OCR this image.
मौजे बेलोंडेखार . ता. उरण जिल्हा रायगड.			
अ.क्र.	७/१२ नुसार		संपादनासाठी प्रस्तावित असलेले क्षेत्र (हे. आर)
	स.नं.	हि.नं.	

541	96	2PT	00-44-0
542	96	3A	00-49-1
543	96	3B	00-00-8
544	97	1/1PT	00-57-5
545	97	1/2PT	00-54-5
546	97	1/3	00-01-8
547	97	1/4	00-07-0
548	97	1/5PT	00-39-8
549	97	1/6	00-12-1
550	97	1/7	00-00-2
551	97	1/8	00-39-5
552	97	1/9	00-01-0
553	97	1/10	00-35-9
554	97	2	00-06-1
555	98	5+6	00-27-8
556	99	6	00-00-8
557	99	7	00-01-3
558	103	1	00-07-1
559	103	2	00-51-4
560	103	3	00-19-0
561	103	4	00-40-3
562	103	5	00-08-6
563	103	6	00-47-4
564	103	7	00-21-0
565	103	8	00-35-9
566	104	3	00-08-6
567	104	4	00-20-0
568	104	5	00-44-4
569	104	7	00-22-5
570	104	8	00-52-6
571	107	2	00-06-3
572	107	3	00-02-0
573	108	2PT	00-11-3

_ _ _ _

Your task: From the listing above, extract all records word for word.

Result of this task:
OCR this image.
मौजे बेलोंडेखार . ता. उरण जिल्हा रायगड.			
अ.क्र.	७/१२ नुसार		संपादनासाठी प्रस्तावित असलेले क्षेत्र (हे. आर)
	स.नं.	हि.नं.	

541	96	2PT	00-44-0
542	96	3A	00-49-1
543	96	3B	00-00-8
544	97	1/1PT	00-57-5
545	97	1/2PT	00-54-5
546	97	1/3	00-01-8
547	97	1/4	00-07-0
548	97	1/5PT	00-39-8
549	97	1/6	00-12-1
550	97	1/7	00-00-2
551	97	1/8	00-39-5
552	97	1/9	00-01-0
553	97	1/10	00-35-9
554	97	2	00-06-1
555	98	5+6	00-27-8
556	99	6	00-00-8
557	99	7	00-01-3
558	103	1	00-07-1
559	103	2	00-51-4
560	103	3	00-19-0
561	103	4	00-40-3
562	103	5	00-08-6
563	103	6	00-47-4
564	103	7	00-21-0
565	103	8	00-35-9
566	104	3	00-08-6
567	104	4	00-20-0
568	104	5	00-44-4
569	104	7	00-22-5
570	104	8	00-52-6
571	107	2	00-06-3
572	107	3	00-02-0
573	108	2PT	00-11-3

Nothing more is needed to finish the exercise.